___ Trecho selecionado
Em 02/10/2011 20:37, josersp@terra.com.br escreveu:

Smolka
Vou me concentrar em somente dois aspectos para reforçar minhas ideias.

No problema... Vamos a eles.

O primeiro voce pode avaliar, vendo este quadro resumo do meu trabalho sobre práticas anticompetitivas.

8 – EXPERIÊNCIA INTERNACIONAL NO TOCANTE A PRÁTICAS ANTICOMPETITIVAS

A experiência internacional oferece lições úteis com relação às práticas anticoncorrenciais já condenadas em outros países.
No tocante às punições de práticas consideradas anticoncorrenciais, o quadro a seguir apresenta exemplos de multas já aplicadas sobre operadores internacionais de telecomunicações.

Tabela 10 – Práticas anticoncorrenciais e multas aplicadas

Ano            Ente regulador        Empresa e Valor           Razão
--------      ----------------     -------------------     -----------------------------------
Ago 2007     Autoridade de          Portugal Telecom       Abuso de posição dominante,

                 concorrência            €38 milhões              impedindo o acesso de concorrentes
                 de Portugal                                           a sua rede no período 2003-2006


Con su permiso, vou analisar o que pude levantar sobre os dados objetivos (não o levantamento feito por terceiros) de cada caso.
______
___ Material fornecido
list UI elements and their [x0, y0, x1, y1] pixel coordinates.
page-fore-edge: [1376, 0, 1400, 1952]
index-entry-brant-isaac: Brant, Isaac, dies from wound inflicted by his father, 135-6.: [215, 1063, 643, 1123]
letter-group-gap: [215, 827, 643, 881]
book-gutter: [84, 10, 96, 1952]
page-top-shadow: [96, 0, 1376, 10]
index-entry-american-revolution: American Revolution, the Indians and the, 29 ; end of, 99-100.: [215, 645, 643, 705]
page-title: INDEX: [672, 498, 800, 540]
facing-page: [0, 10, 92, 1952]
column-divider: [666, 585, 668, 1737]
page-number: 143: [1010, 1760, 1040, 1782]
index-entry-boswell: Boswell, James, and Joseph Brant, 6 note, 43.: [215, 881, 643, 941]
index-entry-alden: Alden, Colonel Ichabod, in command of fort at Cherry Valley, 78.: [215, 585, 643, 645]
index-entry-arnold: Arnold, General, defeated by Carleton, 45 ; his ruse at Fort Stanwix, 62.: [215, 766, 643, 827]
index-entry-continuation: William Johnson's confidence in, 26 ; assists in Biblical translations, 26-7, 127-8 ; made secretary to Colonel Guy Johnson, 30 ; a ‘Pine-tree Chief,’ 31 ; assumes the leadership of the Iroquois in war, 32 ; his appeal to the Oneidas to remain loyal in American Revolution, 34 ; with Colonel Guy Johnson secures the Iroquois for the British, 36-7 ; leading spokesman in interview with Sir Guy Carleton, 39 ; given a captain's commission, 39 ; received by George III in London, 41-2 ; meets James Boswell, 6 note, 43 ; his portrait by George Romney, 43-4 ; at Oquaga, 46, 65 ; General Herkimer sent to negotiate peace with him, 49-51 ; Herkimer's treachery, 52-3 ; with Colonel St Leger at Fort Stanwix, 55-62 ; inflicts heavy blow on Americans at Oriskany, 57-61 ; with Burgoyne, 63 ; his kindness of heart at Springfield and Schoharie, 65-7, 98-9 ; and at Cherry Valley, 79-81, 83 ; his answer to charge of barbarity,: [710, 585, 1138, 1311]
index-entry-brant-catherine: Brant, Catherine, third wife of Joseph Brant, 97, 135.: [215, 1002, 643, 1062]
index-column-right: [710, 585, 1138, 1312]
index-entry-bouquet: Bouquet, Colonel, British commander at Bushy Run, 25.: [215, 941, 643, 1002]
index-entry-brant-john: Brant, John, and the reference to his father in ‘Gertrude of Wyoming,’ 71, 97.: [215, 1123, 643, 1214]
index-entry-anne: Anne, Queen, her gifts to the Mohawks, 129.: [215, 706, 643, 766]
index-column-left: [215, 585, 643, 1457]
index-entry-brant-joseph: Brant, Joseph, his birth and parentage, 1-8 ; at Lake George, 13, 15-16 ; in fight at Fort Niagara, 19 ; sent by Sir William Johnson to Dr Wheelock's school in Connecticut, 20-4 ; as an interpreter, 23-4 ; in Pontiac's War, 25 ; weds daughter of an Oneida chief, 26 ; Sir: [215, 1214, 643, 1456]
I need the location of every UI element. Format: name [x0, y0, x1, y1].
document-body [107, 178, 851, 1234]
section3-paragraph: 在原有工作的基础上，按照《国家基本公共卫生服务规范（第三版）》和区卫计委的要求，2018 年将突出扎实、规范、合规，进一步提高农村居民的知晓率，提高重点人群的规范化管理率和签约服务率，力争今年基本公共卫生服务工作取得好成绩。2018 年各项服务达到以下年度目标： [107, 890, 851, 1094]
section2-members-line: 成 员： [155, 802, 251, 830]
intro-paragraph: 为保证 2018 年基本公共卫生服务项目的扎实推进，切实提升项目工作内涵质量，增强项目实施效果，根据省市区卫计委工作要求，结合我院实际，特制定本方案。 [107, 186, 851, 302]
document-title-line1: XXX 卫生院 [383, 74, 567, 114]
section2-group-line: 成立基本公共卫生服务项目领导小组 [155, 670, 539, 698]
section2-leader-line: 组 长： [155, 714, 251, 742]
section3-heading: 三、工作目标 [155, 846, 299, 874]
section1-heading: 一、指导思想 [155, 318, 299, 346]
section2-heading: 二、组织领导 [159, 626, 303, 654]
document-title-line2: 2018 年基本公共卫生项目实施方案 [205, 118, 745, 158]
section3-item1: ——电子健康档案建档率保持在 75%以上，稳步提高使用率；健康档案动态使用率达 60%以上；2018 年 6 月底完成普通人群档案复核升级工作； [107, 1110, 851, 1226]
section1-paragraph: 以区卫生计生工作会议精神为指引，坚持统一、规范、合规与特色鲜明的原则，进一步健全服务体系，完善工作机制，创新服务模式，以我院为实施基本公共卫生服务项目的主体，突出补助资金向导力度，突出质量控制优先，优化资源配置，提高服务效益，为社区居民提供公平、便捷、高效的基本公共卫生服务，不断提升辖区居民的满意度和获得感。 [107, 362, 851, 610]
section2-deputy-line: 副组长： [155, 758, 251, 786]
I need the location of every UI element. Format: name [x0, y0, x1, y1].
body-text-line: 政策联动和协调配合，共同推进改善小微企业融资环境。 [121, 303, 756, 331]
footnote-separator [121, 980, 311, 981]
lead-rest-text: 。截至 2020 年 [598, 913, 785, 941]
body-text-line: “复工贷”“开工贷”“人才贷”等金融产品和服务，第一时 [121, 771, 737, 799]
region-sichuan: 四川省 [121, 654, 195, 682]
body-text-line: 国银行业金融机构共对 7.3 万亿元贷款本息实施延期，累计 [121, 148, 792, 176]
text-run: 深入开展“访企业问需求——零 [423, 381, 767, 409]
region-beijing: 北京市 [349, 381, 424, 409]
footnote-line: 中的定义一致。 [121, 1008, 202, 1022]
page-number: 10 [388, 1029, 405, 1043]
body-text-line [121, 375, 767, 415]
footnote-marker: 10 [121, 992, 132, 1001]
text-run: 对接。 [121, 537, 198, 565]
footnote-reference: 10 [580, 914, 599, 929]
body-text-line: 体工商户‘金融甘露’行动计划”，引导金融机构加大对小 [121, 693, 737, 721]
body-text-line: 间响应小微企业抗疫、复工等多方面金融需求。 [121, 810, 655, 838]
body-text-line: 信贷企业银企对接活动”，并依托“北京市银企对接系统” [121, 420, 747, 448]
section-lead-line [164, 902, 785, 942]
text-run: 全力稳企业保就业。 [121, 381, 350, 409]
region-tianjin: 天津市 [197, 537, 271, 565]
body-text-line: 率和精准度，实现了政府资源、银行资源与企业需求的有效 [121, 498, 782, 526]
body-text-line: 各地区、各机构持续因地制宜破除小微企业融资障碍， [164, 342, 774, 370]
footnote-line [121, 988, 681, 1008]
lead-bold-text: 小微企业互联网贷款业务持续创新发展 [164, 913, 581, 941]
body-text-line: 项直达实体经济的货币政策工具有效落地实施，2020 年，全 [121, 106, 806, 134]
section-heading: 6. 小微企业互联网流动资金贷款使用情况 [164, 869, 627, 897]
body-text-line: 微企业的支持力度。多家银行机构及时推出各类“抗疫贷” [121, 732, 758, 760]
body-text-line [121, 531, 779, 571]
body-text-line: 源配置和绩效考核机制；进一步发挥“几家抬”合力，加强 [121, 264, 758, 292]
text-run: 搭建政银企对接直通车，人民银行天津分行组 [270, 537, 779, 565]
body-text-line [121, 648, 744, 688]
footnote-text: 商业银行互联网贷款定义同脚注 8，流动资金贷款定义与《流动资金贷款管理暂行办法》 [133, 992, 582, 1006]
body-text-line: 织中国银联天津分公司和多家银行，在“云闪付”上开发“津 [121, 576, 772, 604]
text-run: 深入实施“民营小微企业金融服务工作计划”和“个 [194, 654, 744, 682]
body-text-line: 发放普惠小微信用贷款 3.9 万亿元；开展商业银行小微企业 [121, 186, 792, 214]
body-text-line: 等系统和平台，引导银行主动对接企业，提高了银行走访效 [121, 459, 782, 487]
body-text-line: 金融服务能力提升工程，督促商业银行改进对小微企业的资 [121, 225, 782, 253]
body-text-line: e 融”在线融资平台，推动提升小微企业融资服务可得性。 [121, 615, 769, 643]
______
Tarefas solicitadas
a: Transcreva do e-mail sobre práticas anticompetitivas o trecho que vai de "O primeiro voce" até "internacionais de telecomunicações.".
b: Segundo o e-mail sobre práticas anticompetitivas, qual foi o valor da multa aplicada à Portugal Telecom em agosto de 2007?
c: Dê continuidade ao e-mail sobre práticas anticompetitivas a partir do ponto em que ele termina.

Resultados
a:
O primeiro voce pode avaliar, vendo este quadro resumo do meu trabalho sobre práticas anticompetitivas.

8 – EXPERIÊNCIA INTERNACIONAL NO TOCANTE A PRÁTICAS ANTICOMPETITIVAS

A experiência internacional oferece lições úteis com relação às práticas anticoncorrenciais já condenadas em outros países.
No tocante às punições de práticas consideradas anticoncorrenciais, o quadro a seguir apresenta exemplos de multas já aplicadas sobre operadores internacionais de telecomunicações.

b: €38 milhões.

c:
Este caso da PT teve um desdobramento recente, no último dia 4/10/2011. Conforme este artigo do Exame Expresso, O Tribunal do Comércio de Lisboa deu sentença anulando a multa de €38 milhões imposta pela AdC em 2007. Aparentemente a AdC ainda pode recorrer, mas as condições para que a multa seja mantida não são tão pacíficas assim. Curioso que este tipo de notícia nunca tenha o mesmo destaque que a da aplicação inicial da multa, não é? Vamos em frente.   
 

Ano           Ente regulador        Empresa e Valor         Razão
--------     ----------------    -------------------    -----------------------------------

Jul 2007     Comissão              Telefónica                  Abuso de posição dominante em DSL
                Européia               €151 milhões


Ah a heroína (feminino de herói, não o entorpecente :-) ) da defesa da competição e dos consumidores europeus, zijne excellentie, Comissaris Neelie Kroes. Em minha opinião ela é exatamente o oposto do que temos aqui na Anatel. Enquanto aqui temos a inação, lá temos o extremismo "xiita" (com todo o respeito aos islâmicos Shi'a). Comissaris Kroes é a Dra. Flávia com esteróides :-) .

A multa definitivamente foi aplicada, porém veja-se o discurso da Comissaris Kroes no press release IP/07/1011 da Comissão Europeia, que anunciou a aplicação da multa:

Spanish consumers are paying far more than the average for high-speed Internet access and many have chosen not to pay that price. The margin squeeze that Telefónica imposed on its competitors not only raised their costs, but also harmed customers significantly. When consumers and businesses are harmed in such a major market, the entire economy suffers. I will not allow dominant companies to set prices that undermine telecoms liberalisation". (grifo meu)

Então eu fico em dúvida se esta postura é algo razoável em termos de política de Estado, ou trata-se apenas de um excesso personalista da Comissaris Kroes na interpretação do que significam os artigos da carta da UE. Aqui no documento MEMO/07/274 tem a FAQ desta decisão. Algumas perguntas e respostas são interessantes:

What has been the impact of the margin squeeze on consumers?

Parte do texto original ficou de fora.